▸ Required work: Repeat exactly each line of the data provided below.

## START Records for processing

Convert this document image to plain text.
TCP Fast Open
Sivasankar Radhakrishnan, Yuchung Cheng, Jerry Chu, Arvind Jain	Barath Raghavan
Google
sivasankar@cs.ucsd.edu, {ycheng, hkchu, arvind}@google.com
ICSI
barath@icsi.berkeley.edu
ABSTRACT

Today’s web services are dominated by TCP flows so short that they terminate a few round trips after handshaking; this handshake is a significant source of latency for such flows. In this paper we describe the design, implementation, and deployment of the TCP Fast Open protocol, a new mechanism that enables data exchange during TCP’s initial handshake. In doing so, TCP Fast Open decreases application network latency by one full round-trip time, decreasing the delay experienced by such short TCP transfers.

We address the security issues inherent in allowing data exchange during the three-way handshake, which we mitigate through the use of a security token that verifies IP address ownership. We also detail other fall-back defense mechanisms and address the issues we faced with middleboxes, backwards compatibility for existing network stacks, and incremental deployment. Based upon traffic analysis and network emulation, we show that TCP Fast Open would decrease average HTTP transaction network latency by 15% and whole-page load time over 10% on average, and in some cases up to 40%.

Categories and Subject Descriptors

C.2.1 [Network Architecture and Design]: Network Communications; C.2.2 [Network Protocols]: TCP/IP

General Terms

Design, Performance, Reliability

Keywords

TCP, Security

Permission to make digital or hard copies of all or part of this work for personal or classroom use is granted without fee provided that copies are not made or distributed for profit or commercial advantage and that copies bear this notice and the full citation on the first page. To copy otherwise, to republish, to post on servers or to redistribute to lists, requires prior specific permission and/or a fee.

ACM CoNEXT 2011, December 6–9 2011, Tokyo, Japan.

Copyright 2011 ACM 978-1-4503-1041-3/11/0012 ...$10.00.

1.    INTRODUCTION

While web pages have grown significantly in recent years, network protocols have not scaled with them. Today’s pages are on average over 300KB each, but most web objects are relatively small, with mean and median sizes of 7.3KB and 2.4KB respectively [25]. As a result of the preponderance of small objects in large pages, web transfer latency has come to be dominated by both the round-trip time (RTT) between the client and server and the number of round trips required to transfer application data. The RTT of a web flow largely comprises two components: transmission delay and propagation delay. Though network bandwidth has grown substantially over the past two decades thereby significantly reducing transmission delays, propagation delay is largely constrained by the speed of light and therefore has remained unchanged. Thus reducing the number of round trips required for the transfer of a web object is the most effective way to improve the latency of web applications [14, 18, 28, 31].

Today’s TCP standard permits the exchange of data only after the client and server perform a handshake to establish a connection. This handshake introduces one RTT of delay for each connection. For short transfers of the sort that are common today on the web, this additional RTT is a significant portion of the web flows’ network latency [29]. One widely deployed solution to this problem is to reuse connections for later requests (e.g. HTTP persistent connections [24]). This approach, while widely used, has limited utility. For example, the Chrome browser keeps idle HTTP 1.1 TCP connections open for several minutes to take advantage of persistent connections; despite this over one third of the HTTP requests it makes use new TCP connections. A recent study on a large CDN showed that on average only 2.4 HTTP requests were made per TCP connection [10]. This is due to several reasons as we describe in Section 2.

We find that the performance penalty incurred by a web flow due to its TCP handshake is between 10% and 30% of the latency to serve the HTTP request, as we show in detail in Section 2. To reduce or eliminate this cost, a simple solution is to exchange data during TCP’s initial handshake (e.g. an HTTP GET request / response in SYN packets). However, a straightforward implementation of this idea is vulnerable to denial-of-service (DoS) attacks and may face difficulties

## END Records for processing

▸ Complete answer:
Convert this document image to plain text.
TCP Fast Open
Sivasankar Radhakrishnan, Yuchung Cheng, Jerry Chu, Arvind Jain	Barath Raghavan
Google
sivasankar@cs.ucsd.edu, {ycheng, hkchu, arvind}@google.com
ICSI
barath@icsi.berkeley.edu
ABSTRACT

Today’s web services are dominated by TCP flows so short that they terminate a few round trips after handshaking; this handshake is a significant source of latency for such flows. In this paper we describe the design, implementation, and deployment of the TCP Fast Open protocol, a new mechanism that enables data exchange during TCP’s initial handshake. In doing so, TCP Fast Open decreases application network latency by one full round-trip time, decreasing the delay experienced by such short TCP transfers.

We address the security issues inherent in allowing data exchange during the three-way handshake, which we mitigate through the use of a security token that verifies IP address ownership. We also detail other fall-back defense mechanisms and address the issues we faced with middleboxes, backwards compatibility for existing network stacks, and incremental deployment. Based upon traffic analysis and network emulation, we show that TCP Fast Open would decrease average HTTP transaction network latency by 15% and whole-page load time over 10% on average, and in some cases up to 40%.

Categories and Subject Descriptors

C.2.1 [Network Architecture and Design]: Network Communications; C.2.2 [Network Protocols]: TCP/IP

General Terms

Design, Performance, Reliability

Keywords

TCP, Security

Permission to make digital or hard copies of all or part of this work for personal or classroom use is granted without fee provided that copies are not made or distributed for profit or commercial advantage and that copies bear this notice and the full citation on the first page. To copy otherwise, to republish, to post on servers or to redistribute to lists, requires prior specific permission and/or a fee.

ACM CoNEXT 2011, December 6–9 2011, Tokyo, Japan.

Copyright 2011 ACM 978-1-4503-1041-3/11/0012 ...$10.00.

1.    INTRODUCTION

While web pages have grown significantly in recent years, network protocols have not scaled with them. Today’s pages are on average over 300KB each, but most web objects are relatively small, with mean and median sizes of 7.3KB and 2.4KB respectively [25]. As a result of the preponderance of small objects in large pages, web transfer latency has come to be dominated by both the round-trip time (RTT) between the client and server and the number of round trips required to transfer application data. The RTT of a web flow largely comprises two components: transmission delay and propagation delay. Though network bandwidth has grown substantially over the past two decades thereby significantly reducing transmission delays, propagation delay is largely constrained by the speed of light and therefore has remained unchanged. Thus reducing the number of round trips required for the transfer of a web object is the most effective way to improve the latency of web applications [14, 18, 28, 31].

Today’s TCP standard permits the exchange of data only after the client and server perform a handshake to establish a connection. This handshake introduces one RTT of delay for each connection. For short transfers of the sort that are common today on the web, this additional RTT is a significant portion of the web flows’ network latency [29]. One widely deployed solution to this problem is to reuse connections for later requests (e.g. HTTP persistent connections [24]). This approach, while widely used, has limited utility. For example, the Chrome browser keeps idle HTTP 1.1 TCP connections open for several minutes to take advantage of persistent connections; despite this over one third of the HTTP requests it makes use new TCP connections. A recent study on a large CDN showed that on average only 2.4 HTTP requests were made per TCP connection [10]. This is due to several reasons as we describe in Section 2.

We find that the performance penalty incurred by a web flow due to its TCP handshake is between 10% and 30% of the latency to serve the HTTP request, as we show in detail in Section 2. To reduce or eliminate this cost, a simple solution is to exchange data during TCP’s initial handshake (e.g. an HTTP GET request / response in SYN packets). However, a straightforward implementation of this idea is vulnerable to denial-of-service (DoS) attacks and may face difficulties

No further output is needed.